* Start SOURCE DATA *

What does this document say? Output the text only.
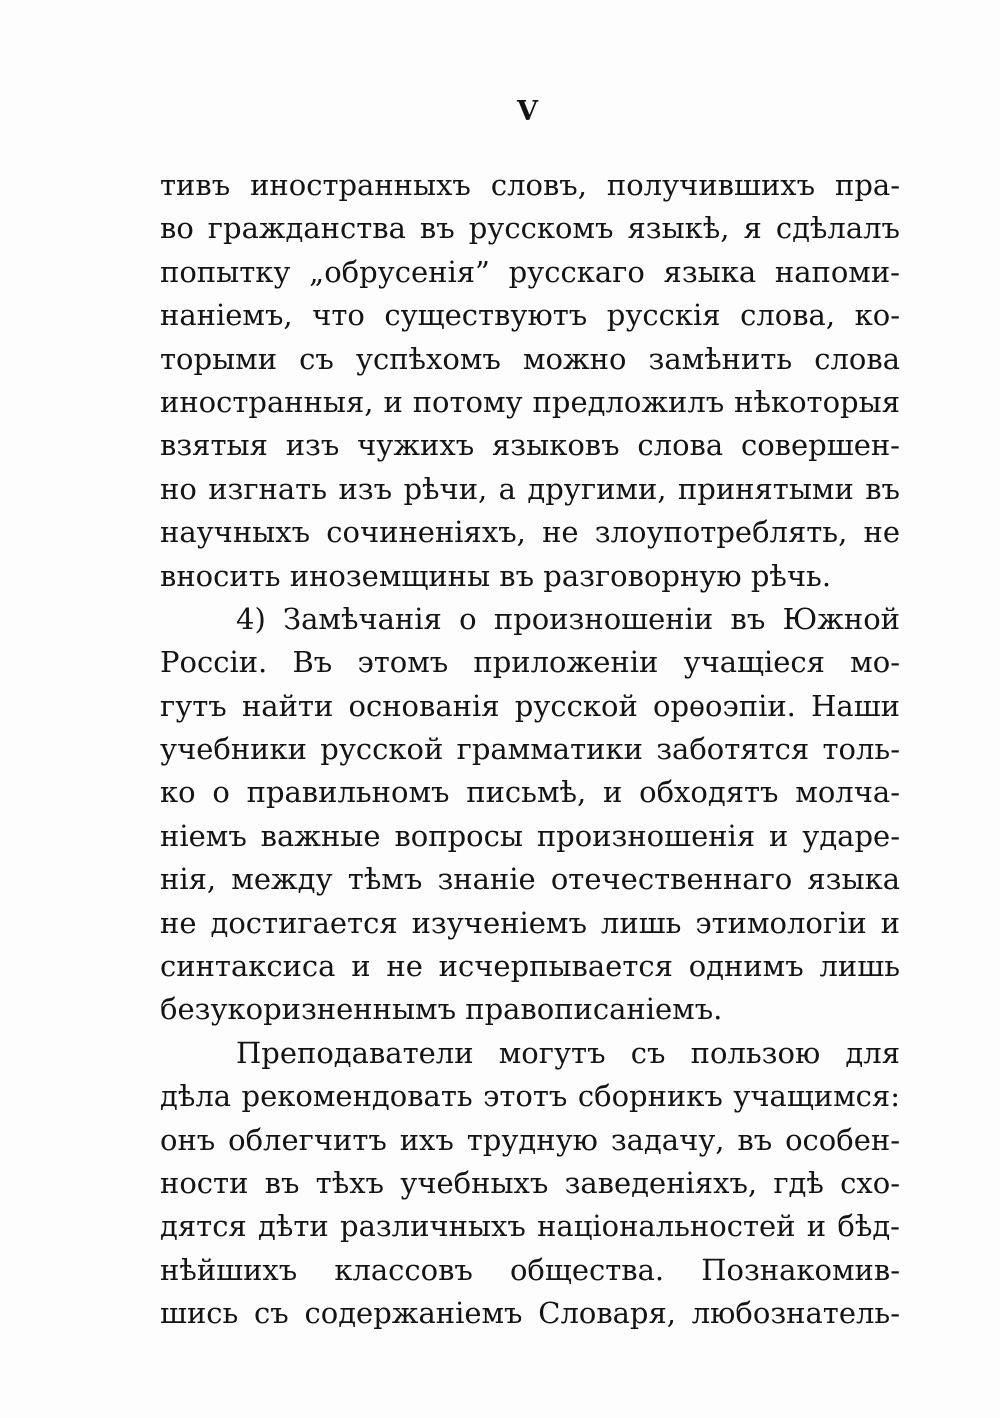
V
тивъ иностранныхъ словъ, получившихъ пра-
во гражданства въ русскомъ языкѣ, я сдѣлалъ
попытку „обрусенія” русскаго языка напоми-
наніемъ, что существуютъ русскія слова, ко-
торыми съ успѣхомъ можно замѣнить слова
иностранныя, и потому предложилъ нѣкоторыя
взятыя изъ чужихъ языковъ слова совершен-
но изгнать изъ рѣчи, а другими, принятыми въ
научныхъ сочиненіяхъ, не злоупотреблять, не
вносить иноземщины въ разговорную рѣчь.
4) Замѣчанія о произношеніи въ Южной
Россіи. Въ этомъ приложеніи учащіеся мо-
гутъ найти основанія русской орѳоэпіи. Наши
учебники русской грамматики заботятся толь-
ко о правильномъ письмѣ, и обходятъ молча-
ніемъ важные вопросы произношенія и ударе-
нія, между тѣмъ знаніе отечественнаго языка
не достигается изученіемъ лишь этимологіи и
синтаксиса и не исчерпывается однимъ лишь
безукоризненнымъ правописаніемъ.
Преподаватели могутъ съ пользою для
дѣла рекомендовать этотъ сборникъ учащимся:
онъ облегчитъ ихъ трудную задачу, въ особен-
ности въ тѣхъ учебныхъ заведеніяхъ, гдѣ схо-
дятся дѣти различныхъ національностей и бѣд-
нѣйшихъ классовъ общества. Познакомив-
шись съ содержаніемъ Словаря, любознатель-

* End SOURCE DATA *
* Start SOURCE DATA *

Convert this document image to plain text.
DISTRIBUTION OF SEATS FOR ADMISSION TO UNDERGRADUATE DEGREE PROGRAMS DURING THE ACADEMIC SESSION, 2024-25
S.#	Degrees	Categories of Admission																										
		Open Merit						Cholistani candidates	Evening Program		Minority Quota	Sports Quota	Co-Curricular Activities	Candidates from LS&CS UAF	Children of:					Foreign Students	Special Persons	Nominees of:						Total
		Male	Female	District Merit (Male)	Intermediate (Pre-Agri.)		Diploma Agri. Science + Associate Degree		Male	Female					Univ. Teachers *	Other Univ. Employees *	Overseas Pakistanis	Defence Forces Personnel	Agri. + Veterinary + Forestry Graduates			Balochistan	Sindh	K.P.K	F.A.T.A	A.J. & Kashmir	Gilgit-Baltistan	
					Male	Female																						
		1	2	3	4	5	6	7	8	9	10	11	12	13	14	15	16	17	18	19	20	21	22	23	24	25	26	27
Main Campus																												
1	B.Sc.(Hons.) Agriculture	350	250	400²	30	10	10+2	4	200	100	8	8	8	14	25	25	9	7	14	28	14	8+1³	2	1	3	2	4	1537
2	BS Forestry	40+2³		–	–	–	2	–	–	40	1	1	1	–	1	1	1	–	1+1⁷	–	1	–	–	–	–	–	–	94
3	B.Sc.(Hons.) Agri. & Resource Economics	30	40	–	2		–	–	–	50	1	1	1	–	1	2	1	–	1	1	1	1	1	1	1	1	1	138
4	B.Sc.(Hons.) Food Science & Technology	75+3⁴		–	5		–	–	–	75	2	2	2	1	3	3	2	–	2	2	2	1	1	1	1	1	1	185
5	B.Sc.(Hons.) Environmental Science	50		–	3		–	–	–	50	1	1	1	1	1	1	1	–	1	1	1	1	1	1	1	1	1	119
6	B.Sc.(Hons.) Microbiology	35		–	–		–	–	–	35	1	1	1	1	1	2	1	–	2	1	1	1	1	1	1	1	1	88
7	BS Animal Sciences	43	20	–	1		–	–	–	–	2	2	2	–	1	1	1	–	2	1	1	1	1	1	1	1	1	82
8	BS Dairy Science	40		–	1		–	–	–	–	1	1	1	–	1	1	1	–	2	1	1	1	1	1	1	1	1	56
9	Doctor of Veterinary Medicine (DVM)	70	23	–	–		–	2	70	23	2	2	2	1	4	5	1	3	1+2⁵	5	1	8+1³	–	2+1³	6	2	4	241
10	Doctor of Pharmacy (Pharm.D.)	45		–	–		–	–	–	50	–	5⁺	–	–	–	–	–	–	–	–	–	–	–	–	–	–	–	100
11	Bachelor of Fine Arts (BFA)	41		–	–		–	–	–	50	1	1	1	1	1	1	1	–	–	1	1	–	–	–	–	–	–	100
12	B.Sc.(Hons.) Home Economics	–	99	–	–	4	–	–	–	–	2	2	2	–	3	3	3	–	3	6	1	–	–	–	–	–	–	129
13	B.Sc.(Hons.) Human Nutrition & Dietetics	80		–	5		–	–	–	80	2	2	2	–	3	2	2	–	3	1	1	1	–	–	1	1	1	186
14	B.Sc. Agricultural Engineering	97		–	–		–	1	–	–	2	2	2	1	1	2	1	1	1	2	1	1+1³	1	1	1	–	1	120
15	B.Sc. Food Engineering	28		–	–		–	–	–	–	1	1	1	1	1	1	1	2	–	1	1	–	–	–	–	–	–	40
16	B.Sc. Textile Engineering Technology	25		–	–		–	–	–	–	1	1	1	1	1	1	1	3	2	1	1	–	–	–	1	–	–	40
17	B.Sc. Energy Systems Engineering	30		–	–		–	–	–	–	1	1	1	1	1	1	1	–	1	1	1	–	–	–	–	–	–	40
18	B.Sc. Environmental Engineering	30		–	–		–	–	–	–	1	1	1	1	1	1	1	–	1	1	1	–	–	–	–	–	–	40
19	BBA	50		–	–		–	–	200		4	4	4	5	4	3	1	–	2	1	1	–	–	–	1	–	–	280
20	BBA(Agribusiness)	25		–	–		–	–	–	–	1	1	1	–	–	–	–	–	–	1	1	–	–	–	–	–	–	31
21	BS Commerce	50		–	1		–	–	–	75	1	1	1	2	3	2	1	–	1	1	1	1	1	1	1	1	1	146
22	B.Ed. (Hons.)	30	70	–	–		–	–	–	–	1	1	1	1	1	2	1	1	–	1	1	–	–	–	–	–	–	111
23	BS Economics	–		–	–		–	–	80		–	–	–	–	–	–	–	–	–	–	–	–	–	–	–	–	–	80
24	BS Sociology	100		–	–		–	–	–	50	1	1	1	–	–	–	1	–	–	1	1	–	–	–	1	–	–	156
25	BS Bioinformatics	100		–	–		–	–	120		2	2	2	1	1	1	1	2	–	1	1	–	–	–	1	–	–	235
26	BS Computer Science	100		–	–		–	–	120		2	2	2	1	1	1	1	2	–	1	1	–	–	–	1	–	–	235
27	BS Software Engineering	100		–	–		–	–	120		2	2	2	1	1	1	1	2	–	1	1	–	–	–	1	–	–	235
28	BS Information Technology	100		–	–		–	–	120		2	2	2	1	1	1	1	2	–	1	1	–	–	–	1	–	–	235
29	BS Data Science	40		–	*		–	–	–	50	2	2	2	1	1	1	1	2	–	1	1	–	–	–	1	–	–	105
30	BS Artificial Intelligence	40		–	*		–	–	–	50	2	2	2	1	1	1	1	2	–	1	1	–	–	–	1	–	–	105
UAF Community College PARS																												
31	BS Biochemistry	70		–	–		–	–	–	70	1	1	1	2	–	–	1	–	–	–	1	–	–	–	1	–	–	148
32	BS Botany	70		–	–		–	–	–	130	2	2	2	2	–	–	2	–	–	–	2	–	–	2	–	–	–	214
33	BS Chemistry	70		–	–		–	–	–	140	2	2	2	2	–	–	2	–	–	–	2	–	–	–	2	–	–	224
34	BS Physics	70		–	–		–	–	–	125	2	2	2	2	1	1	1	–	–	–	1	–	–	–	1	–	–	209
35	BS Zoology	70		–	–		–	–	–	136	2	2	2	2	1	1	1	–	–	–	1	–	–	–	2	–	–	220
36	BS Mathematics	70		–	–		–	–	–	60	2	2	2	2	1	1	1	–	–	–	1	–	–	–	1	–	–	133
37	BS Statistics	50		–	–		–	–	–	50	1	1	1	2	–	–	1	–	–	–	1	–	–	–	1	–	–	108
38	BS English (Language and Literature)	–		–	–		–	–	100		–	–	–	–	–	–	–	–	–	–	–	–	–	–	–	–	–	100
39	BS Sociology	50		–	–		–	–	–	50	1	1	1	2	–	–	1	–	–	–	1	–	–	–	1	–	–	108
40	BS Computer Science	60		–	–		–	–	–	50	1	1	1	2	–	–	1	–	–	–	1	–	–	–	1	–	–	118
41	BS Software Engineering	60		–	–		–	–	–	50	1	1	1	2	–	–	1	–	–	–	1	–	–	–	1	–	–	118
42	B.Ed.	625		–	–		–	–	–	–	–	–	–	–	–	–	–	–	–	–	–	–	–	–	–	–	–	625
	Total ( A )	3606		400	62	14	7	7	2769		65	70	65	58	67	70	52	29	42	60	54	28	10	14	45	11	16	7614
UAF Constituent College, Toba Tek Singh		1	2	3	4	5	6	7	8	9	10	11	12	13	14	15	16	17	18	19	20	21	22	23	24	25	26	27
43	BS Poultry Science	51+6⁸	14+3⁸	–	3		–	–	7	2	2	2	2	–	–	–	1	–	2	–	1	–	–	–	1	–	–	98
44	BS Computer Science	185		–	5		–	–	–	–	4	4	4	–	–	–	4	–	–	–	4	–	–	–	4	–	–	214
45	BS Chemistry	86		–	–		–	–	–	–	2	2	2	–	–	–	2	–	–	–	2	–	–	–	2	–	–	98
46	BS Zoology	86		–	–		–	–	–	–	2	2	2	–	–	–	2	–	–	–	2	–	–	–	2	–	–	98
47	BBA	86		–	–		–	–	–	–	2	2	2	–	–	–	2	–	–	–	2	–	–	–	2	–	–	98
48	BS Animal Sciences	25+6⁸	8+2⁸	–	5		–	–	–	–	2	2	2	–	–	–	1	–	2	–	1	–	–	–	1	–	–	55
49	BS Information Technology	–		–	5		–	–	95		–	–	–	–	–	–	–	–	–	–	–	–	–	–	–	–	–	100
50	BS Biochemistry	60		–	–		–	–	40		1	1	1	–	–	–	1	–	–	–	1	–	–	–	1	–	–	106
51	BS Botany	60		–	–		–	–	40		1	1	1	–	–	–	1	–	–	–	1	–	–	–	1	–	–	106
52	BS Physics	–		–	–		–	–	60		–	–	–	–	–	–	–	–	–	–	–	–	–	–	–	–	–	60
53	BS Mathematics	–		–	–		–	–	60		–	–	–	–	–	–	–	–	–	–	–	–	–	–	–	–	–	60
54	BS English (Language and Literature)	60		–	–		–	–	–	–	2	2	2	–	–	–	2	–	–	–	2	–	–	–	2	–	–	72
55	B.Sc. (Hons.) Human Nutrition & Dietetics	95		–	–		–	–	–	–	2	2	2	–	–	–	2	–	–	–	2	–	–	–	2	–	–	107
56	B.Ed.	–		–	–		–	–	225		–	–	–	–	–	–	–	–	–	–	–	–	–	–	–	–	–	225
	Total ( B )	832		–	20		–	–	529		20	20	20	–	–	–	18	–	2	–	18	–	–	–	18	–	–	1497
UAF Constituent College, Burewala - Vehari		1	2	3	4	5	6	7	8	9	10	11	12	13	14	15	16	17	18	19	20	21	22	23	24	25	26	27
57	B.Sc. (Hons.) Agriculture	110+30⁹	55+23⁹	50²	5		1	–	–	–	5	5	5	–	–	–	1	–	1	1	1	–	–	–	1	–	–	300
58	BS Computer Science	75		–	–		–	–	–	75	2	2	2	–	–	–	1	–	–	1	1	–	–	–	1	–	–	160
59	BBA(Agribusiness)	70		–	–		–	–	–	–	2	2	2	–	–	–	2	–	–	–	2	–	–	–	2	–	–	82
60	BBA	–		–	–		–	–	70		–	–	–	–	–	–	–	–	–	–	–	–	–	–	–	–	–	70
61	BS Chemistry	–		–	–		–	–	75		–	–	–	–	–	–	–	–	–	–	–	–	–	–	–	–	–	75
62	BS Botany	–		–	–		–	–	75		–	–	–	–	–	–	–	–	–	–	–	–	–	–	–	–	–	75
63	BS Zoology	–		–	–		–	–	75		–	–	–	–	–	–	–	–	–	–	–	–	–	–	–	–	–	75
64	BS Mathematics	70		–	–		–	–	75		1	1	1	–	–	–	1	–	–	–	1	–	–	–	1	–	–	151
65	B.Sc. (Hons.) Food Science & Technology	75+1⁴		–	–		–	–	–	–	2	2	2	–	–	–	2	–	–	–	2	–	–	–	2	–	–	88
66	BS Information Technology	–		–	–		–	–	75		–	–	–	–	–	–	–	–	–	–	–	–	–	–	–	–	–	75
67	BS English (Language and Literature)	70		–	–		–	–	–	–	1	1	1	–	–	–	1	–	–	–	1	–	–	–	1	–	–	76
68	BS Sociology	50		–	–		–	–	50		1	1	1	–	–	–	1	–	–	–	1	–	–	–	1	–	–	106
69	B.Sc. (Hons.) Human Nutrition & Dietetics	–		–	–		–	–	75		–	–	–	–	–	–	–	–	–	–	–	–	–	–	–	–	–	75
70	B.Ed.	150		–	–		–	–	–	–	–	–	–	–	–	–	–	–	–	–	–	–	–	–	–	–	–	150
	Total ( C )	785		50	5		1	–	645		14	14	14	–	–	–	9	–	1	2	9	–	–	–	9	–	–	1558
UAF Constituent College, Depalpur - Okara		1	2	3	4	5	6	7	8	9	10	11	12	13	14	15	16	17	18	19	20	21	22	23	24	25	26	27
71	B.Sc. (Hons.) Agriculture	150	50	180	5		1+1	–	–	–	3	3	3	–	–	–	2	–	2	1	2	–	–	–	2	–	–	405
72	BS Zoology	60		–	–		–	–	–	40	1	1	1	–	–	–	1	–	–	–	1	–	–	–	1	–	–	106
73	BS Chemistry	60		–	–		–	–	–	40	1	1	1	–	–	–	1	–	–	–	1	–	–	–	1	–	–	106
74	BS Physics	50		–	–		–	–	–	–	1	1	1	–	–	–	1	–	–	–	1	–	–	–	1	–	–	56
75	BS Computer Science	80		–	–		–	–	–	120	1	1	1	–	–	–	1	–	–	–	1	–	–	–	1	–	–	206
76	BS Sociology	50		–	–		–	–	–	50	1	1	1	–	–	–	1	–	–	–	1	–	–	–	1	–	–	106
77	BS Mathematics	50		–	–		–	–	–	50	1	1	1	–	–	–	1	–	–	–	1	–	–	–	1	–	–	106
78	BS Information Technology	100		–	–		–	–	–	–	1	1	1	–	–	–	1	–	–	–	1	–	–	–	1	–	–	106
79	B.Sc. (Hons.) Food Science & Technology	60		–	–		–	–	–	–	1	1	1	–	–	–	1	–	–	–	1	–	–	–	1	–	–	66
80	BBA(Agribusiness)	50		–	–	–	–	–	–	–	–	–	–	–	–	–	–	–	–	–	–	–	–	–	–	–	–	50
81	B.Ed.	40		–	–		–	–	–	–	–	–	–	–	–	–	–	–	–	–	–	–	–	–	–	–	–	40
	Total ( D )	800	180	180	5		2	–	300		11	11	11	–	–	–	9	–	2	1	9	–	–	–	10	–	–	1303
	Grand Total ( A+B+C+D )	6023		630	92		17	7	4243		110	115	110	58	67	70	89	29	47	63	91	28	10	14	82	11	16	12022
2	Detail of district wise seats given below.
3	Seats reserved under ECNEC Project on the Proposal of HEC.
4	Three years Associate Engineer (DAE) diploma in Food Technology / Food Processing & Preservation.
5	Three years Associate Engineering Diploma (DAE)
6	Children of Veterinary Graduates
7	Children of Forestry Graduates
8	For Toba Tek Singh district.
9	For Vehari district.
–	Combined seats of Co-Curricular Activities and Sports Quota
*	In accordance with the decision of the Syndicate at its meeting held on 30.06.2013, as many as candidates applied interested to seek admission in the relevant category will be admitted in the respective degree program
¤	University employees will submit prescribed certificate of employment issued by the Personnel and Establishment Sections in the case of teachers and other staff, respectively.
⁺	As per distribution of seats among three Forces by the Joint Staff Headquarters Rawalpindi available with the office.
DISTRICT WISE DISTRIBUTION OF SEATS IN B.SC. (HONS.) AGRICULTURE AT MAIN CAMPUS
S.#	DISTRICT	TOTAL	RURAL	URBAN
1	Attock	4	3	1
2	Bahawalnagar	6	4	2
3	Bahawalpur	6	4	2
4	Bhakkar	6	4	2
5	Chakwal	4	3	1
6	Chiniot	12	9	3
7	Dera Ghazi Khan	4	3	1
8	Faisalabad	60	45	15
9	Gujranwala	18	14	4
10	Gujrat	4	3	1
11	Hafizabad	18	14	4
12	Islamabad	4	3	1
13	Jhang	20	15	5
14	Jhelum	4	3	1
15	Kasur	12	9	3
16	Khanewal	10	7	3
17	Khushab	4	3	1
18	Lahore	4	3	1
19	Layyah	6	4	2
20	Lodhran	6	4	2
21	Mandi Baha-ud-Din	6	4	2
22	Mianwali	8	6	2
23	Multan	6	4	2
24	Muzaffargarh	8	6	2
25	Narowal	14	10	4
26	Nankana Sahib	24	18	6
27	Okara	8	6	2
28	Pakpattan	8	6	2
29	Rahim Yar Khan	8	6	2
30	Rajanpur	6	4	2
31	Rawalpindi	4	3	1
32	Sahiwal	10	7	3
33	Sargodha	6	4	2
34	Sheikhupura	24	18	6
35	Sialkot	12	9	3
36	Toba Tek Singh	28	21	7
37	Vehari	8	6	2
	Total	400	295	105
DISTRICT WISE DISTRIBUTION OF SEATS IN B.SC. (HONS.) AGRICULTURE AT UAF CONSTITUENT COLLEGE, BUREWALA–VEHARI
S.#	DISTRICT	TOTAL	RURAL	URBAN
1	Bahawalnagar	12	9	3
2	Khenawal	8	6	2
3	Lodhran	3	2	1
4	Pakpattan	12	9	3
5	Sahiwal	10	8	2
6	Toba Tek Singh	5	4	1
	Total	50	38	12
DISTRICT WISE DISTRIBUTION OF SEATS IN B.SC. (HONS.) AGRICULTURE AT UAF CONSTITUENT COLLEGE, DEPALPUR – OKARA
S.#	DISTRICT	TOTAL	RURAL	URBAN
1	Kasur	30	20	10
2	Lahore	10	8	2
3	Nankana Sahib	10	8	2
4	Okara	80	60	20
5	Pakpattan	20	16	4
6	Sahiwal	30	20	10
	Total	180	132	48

* End SOURCE DATA *

• _GIVEN EXERCISE_
Pick out all lines from the data above in which the word "Environmental" appears.

• _RIGHT ANSWER_
5	B.Sc.(Hons.) Environmental Science	50		–	3		–	–	–	50	1	1	1	1	1	1	1	–	1	1	1	1	1	1	1	1	1	119
18	B.Sc. Environmental Engineering	30		–	–		–	–	–	–	1	1	1	1	1	1	1	–	1	1	1	–	–	–	–	–	–	40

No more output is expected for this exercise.